Exercise requirements >> Quote the data below in full, please, without altering anything.

Data for this task >>
★ ★ ★

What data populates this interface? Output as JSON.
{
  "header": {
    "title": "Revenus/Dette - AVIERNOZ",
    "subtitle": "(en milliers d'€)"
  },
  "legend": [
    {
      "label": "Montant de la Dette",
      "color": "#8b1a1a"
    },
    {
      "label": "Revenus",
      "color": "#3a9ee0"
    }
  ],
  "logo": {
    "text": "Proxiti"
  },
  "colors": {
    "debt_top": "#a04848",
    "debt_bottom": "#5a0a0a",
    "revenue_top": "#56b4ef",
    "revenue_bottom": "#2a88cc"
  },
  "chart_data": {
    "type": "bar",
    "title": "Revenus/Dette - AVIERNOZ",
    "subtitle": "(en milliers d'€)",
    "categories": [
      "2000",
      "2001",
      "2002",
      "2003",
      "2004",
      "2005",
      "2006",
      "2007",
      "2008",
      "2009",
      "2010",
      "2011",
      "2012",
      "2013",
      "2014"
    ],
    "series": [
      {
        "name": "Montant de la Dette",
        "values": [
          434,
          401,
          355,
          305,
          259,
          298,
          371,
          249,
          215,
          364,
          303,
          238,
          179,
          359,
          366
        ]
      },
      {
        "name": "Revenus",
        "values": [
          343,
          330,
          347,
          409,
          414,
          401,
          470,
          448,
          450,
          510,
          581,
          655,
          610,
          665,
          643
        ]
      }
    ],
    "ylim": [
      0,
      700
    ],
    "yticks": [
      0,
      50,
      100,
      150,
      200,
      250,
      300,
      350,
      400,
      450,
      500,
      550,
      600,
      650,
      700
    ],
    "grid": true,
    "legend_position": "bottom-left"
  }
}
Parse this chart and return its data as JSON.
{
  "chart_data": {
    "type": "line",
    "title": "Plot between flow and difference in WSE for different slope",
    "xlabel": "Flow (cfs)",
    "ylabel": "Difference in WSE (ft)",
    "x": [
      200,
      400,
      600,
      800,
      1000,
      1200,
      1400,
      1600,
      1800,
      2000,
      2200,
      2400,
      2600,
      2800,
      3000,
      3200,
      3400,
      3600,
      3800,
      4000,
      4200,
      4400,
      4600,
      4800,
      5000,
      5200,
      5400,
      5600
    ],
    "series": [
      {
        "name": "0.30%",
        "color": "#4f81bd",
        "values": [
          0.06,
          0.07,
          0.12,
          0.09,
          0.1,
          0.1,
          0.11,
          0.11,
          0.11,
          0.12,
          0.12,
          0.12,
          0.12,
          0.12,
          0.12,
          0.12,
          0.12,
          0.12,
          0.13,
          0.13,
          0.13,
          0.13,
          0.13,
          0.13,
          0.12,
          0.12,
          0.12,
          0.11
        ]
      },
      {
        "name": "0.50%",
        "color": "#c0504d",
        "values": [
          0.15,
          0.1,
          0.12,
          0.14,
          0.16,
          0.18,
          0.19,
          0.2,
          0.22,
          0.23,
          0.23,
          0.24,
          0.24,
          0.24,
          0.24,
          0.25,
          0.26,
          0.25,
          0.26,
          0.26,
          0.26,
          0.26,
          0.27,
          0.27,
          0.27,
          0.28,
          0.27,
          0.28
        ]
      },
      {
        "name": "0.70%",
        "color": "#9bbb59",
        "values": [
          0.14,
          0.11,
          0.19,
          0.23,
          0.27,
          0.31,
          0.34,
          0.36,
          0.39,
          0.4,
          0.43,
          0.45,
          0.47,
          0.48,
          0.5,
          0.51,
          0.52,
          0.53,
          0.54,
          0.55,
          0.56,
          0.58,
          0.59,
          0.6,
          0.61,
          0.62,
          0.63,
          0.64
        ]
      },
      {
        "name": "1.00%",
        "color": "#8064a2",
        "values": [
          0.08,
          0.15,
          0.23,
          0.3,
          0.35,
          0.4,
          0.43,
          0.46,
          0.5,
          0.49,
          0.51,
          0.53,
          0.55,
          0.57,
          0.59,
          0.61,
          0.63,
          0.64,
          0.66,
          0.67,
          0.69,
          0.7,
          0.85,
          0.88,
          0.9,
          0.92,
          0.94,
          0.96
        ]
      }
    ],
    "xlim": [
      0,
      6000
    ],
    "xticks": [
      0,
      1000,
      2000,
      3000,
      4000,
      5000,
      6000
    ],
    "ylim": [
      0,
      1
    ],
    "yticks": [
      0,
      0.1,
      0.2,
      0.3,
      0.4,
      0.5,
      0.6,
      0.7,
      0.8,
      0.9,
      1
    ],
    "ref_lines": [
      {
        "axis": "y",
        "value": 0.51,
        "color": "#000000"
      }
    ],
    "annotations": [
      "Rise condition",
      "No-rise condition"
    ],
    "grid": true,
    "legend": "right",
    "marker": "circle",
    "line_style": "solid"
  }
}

★ ★ ★

Solved exercise >>
What data populates this interface? Output as JSON.
{
  "header": {
    "title": "Revenus/Dette - AVIERNOZ",
    "subtitle": "(en milliers d'€)"
  },
  "legend": [
    {
      "label": "Montant de la Dette",
      "color": "#8b1a1a"
    },
    {
      "label": "Revenus",
      "color": "#3a9ee0"
    }
  ],
  "logo": {
    "text": "Proxiti"
  },
  "colors": {
    "debt_top": "#a04848",
    "debt_bottom": "#5a0a0a",
    "revenue_top": "#56b4ef",
    "revenue_bottom": "#2a88cc"
  },
  "chart_data": {
    "type": "bar",
    "title": "Revenus/Dette - AVIERNOZ",
    "subtitle": "(en milliers d'€)",
    "categories": [
      "2000",
      "2001",
      "2002",
      "2003",
      "2004",
      "2005",
      "2006",
      "2007",
      "2008",
      "2009",
      "2010",
      "2011",
      "2012",
      "2013",
      "2014"
    ],
    "series": [
      {
        "name": "Montant de la Dette",
        "values": [
          434,
          401,
          355,
          305,
          259,
          298,
          371,
          249,
          215,
          364,
          303,
          238,
          179,
          359,
          366
        ]
      },
      {
        "name": "Revenus",
        "values": [
          343,
          330,
          347,
          409,
          414,
          401,
          470,
          448,
          450,
          510,
          581,
          655,
          610,
          665,
          643
        ]
      }
    ],
    "ylim": [
      0,
      700
    ],
    "yticks": [
      0,
      50,
      100,
      150,
      200,
      250,
      300,
      350,
      400,
      450,
      500,
      550,
      600,
      650,
      700
    ],
    "grid": true,
    "legend_position": "bottom-left"
  }
}
Parse this chart and return its data as JSON.
{
  "chart_data": {
    "type": "line",
    "title": "Plot between flow and difference in WSE for different slope",
    "xlabel": "Flow (cfs)",
    "ylabel": "Difference in WSE (ft)",
    "x": [
      200,
      400,
      600,
      800,
      1000,
      1200,
      1400,
      1600,
      1800,
      2000,
      2200,
      2400,
      2600,
      2800,
      3000,
      3200,
      3400,
      3600,
      3800,
      4000,
      4200,
      4400,
      4600,
      4800,
      5000,
      5200,
      5400,
      5600
    ],
    "series": [
      {
        "name": "0.30%",
        "color": "#4f81bd",
        "values": [
          0.06,
          0.07,
          0.12,
          0.09,
          0.1,
          0.1,
          0.11,
          0.11,
          0.11,
          0.12,
          0.12,
          0.12,
          0.12,
          0.12,
          0.12,
          0.12,
          0.12,
          0.12,
          0.13,
          0.13,
          0.13,
          0.13,
          0.13,
          0.13,
          0.12,
          0.12,
          0.12,
          0.11
        ]
      },
      {
        "name": "0.50%",
        "color": "#c0504d",
        "values": [
          0.15,
          0.1,
          0.12,
          0.14,
          0.16,
          0.18,
          0.19,
          0.2,
          0.22,
          0.23,
          0.23,
          0.24,
          0.24,
          0.24,
          0.24,
          0.25,
          0.26,
          0.25,
          0.26,
          0.26,
          0.26,
          0.26,
          0.27,
          0.27,
          0.27,
          0.28,
          0.27,
          0.28
        ]
      },
      {
        "name": "0.70%",
        "color": "#9bbb59",
        "values": [
          0.14,
          0.11,
          0.19,
          0.23,
          0.27,
          0.31,
          0.34,
          0.36,
          0.39,
          0.4,
          0.43,
          0.45,
          0.47,
          0.48,
          0.5,
          0.51,
          0.52,
          0.53,
          0.54,
          0.55,
          0.56,
          0.58,
          0.59,
          0.6,
          0.61,
          0.62,
          0.63,
          0.64
        ]
      },
      {
        "name": "1.00%",
        "color": "#8064a2",
        "values": [
          0.08,
          0.15,
          0.23,
          0.3,
          0.35,
          0.4,
          0.43,
          0.46,
          0.5,
          0.49,
          0.51,
          0.53,
          0.55,
          0.57,
          0.59,
          0.61,
          0.63,
          0.64,
          0.66,
          0.67,
          0.69,
          0.7,
          0.85,
          0.88,
          0.9,
          0.92,
          0.94,
          0.96
        ]
      }
    ],
    "xlim": [
      0,
      6000
    ],
    "xticks": [
      0,
      1000,
      2000,
      3000,
      4000,
      5000,
      6000
    ],
    "ylim": [
      0,
      1
    ],
    "yticks": [
      0,
      0.1,
      0.2,
      0.3,
      0.4,
      0.5,
      0.6,
      0.7,
      0.8,
      0.9,
      1
    ],
    "ref_lines": [
      {
        "axis": "y",
        "value": 0.51,
        "color": "#000000"
      }
    ],
    "annotations": [
      "Rise condition",
      "No-rise condition"
    ],
    "grid": true,
    "legend": "right",
    "marker": "circle",
    "line_style": "solid"
  }
}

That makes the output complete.